======== Material for the task

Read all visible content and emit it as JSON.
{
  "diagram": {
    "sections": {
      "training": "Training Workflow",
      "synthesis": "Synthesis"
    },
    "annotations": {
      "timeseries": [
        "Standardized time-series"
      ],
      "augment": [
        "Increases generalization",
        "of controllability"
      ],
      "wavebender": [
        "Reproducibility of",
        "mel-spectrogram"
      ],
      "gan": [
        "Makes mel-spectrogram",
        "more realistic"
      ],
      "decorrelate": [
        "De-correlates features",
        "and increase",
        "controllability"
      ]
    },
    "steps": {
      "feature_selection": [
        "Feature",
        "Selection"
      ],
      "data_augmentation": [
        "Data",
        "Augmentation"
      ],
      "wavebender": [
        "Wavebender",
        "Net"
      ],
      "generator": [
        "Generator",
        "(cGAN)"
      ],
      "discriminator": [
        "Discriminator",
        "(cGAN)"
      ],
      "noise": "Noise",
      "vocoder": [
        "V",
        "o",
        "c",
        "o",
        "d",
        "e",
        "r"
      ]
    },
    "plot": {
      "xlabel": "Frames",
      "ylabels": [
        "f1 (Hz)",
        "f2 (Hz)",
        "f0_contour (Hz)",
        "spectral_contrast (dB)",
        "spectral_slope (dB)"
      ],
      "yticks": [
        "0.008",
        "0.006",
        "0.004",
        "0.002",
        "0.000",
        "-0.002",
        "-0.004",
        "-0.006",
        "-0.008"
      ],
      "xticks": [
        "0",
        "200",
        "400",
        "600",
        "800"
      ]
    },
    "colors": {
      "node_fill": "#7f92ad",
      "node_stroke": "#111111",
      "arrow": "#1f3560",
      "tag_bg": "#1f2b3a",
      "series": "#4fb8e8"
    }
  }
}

================

## What you have to do:
Transcribe the material above word for word.

## Full solution:
Read all visible content and emit it as JSON.
{
  "diagram": {
    "sections": {
      "training": "Training Workflow",
      "synthesis": "Synthesis"
    },
    "annotations": {
      "timeseries": [
        "Standardized time-series"
      ],
      "augment": [
        "Increases generalization",
        "of controllability"
      ],
      "wavebender": [
        "Reproducibility of",
        "mel-spectrogram"
      ],
      "gan": [
        "Makes mel-spectrogram",
        "more realistic"
      ],
      "decorrelate": [
        "De-correlates features",
        "and increase",
        "controllability"
      ]
    },
    "steps": {
      "feature_selection": [
        "Feature",
        "Selection"
      ],
      "data_augmentation": [
        "Data",
        "Augmentation"
      ],
      "wavebender": [
        "Wavebender",
        "Net"
      ],
      "generator": [
        "Generator",
        "(cGAN)"
      ],
      "discriminator": [
        "Discriminator",
        "(cGAN)"
      ],
      "noise": "Noise",
      "vocoder": [
        "V",
        "o",
        "c",
        "o",
        "d",
        "e",
        "r"
      ]
    },
    "plot": {
      "xlabel": "Frames",
      "ylabels": [
        "f1 (Hz)",
        "f2 (Hz)",
        "f0_contour (Hz)",
        "spectral_contrast (dB)",
        "spectral_slope (dB)"
      ],
      "yticks": [
        "0.008",
        "0.006",
        "0.004",
        "0.002",
        "0.000",
        "-0.002",
        "-0.004",
        "-0.006",
        "-0.008"
      ],
      "xticks": [
        "0",
        "200",
        "400",
        "600",
        "800"
      ]
    },
    "colors": {
      "node_fill": "#7f92ad",
      "node_stroke": "#111111",
      "arrow": "#1f3560",
      "tag_bg": "#1f2b3a",
      "series": "#4fb8e8"
    }
  }
}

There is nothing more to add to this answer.